## Your objective
Copy the part of the material that opens with the line containing "Patent image size: (1035, 893)." and closes with the line containing "The welding arc 12 is at (750, 458).", keeping every line unchanged.

## Listing
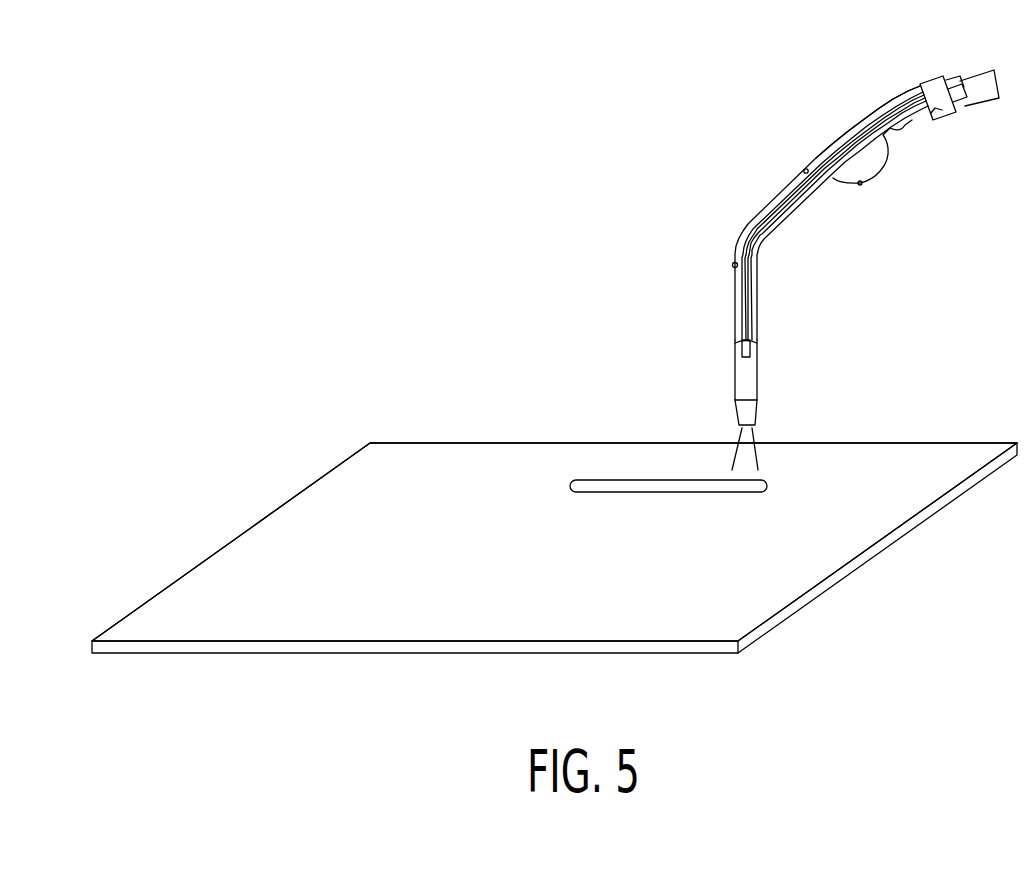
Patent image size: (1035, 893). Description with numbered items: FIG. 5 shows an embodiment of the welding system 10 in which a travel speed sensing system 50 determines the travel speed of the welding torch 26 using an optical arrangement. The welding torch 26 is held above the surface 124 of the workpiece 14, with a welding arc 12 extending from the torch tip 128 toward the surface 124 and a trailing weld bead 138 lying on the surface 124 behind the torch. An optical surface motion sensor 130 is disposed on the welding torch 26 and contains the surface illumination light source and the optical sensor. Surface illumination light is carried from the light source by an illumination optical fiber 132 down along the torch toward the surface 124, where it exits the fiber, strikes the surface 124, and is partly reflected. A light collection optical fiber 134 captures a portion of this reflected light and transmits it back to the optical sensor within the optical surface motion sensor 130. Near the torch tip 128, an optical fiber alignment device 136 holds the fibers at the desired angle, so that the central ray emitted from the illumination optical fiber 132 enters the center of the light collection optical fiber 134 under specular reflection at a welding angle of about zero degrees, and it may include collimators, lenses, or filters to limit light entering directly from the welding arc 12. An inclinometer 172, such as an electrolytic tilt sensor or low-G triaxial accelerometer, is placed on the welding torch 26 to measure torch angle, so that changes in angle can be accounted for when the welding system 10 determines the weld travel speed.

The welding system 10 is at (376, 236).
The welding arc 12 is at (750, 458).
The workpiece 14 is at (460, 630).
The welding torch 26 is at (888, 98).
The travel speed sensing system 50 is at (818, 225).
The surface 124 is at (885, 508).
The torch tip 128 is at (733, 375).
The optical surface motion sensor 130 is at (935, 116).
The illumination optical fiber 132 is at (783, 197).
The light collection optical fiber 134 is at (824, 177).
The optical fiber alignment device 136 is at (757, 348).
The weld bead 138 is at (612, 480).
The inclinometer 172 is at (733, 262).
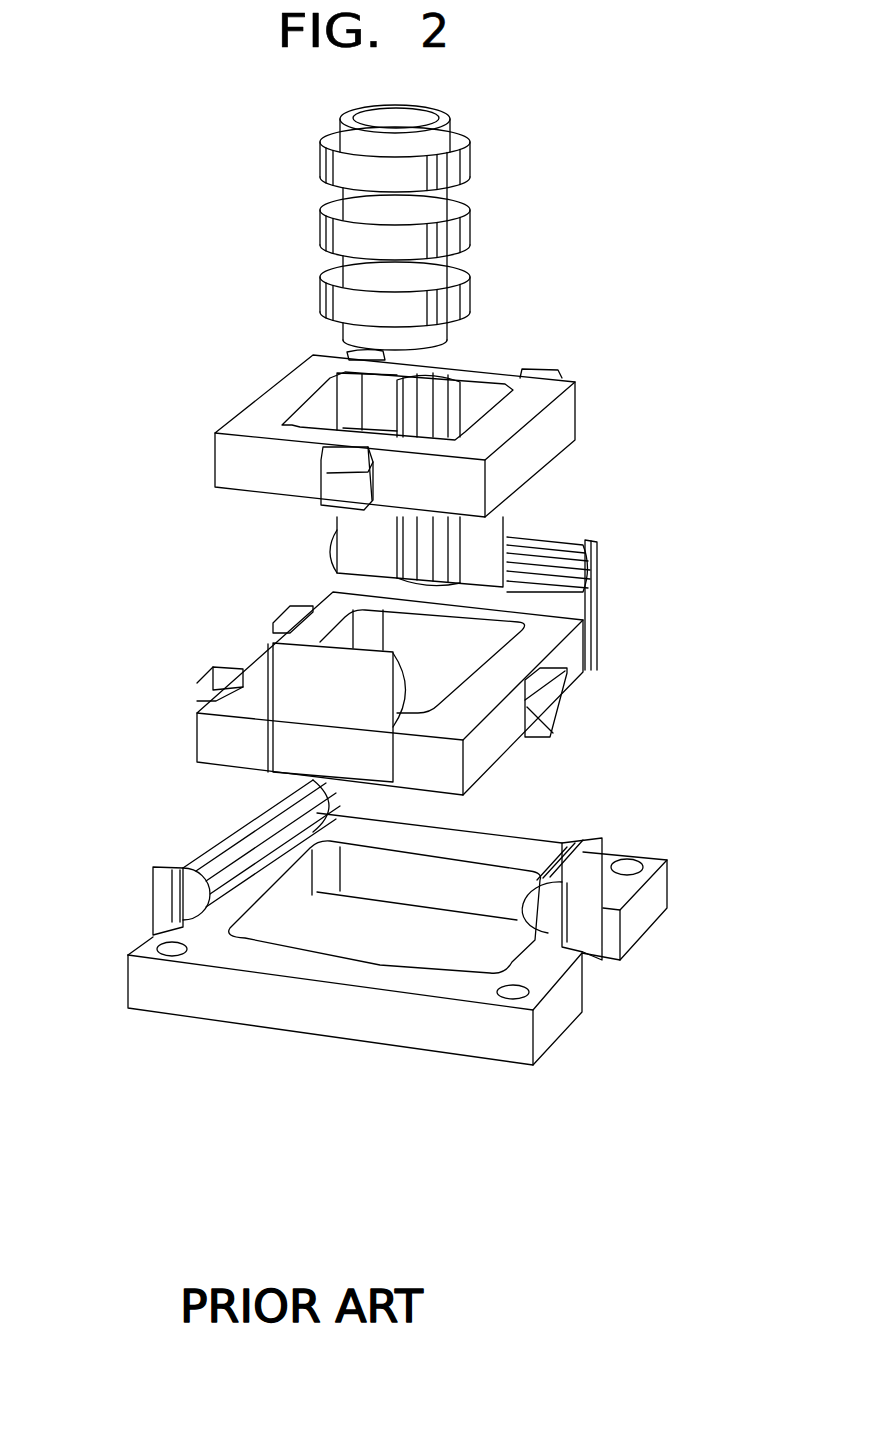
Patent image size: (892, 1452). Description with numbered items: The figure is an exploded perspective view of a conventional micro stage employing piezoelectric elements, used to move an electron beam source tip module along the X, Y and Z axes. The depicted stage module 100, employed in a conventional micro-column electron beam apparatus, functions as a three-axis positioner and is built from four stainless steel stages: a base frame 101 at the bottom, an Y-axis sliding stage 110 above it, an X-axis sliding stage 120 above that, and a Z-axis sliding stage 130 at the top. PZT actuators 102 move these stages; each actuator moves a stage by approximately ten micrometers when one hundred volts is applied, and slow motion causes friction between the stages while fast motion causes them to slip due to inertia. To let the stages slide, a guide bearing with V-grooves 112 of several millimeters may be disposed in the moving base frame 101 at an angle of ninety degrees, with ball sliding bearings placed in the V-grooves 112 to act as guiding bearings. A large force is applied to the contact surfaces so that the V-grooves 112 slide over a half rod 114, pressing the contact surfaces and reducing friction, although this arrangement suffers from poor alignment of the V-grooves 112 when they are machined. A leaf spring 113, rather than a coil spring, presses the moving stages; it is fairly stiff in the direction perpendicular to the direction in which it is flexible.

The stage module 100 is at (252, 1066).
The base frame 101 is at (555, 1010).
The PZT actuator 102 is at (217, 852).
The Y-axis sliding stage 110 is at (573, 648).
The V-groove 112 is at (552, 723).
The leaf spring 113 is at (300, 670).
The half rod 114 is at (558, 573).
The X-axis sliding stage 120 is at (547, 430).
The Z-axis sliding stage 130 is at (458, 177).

* * *

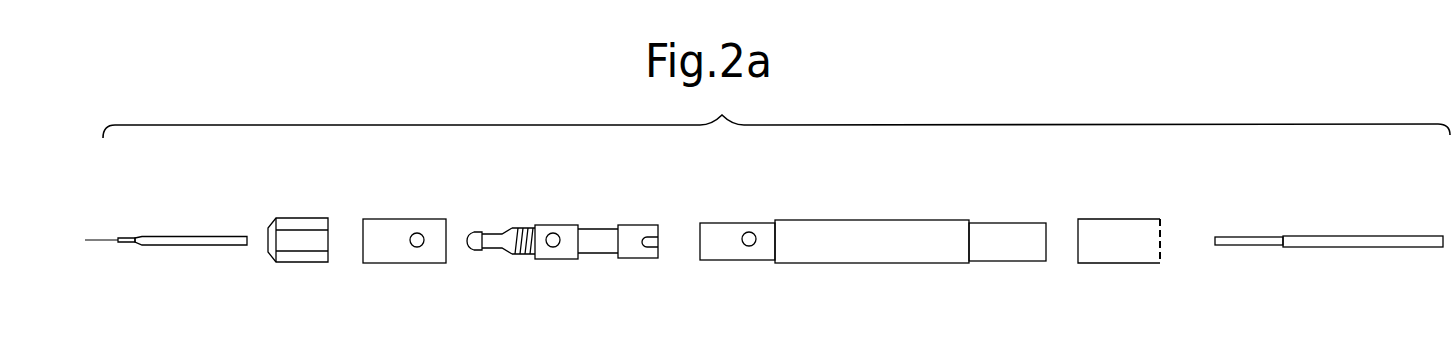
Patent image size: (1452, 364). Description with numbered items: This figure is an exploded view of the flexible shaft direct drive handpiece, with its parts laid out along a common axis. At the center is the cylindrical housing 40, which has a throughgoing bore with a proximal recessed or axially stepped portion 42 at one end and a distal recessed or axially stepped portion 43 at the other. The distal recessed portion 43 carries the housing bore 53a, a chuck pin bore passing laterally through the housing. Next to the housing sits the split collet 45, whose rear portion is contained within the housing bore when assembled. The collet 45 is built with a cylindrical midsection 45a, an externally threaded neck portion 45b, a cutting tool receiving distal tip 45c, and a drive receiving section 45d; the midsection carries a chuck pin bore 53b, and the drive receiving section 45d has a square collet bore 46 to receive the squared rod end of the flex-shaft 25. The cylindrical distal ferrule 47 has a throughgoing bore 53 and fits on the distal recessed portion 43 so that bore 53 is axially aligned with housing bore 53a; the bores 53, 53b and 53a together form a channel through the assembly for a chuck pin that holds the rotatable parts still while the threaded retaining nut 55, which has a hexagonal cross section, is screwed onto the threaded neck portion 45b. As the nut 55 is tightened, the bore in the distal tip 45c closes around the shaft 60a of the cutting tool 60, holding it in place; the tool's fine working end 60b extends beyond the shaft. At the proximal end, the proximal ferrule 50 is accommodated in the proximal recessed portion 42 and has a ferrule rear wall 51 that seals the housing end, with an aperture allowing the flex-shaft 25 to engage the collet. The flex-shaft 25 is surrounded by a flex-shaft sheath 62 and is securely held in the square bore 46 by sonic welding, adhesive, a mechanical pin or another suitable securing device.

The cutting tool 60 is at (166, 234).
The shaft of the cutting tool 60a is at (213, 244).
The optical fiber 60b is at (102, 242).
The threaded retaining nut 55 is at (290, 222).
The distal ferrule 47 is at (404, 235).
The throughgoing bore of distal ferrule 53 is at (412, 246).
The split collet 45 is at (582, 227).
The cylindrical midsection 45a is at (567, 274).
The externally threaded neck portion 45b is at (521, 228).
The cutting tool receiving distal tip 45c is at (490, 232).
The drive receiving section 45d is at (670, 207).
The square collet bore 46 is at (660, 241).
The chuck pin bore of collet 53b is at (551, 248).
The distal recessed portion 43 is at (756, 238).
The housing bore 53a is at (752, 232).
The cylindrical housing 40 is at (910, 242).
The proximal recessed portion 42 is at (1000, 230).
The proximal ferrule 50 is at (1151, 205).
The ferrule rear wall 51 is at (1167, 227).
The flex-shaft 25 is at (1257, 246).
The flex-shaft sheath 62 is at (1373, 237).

## Response for this exercise
Patent image size: (1035, 893). Description with numbered items: FIG. 5 shows an embodiment of the welding system 10 in which a travel speed sensing system 50 determines the travel speed of the welding torch 26 using an optical arrangement. The welding torch 26 is held above the surface 124 of the workpiece 14, with a welding arc 12 extending from the torch tip 128 toward the surface 124 and a trailing weld bead 138 lying on the surface 124 behind the torch. An optical surface motion sensor 130 is disposed on the welding torch 26 and contains the surface illumination light source and the optical sensor. Surface illumination light is carried from the light source by an illumination optical fiber 132 down along the torch toward the surface 124, where it exits the fiber, strikes the surface 124, and is partly reflected. A light collection optical fiber 134 captures a portion of this reflected light and transmits it back to the optical sensor within the optical surface motion sensor 130. Near the torch tip 128, an optical fiber alignment device 136 holds the fibers at the desired angle, so that the central ray emitted from the illumination optical fiber 132 enters the center of the light collection optical fiber 134 under specular reflection at a welding angle of about zero degrees, and it may include collimators, lenses, or filters to limit light entering directly from the welding arc 12. An inclinometer 172, such as an electrolytic tilt sensor or low-G triaxial accelerometer, is placed on the welding torch 26 to measure torch angle, so that changes in angle can be accounted for when the welding system 10 determines the weld travel speed.

The welding system 10 is at (376, 236).
The welding arc 12 is at (750, 458).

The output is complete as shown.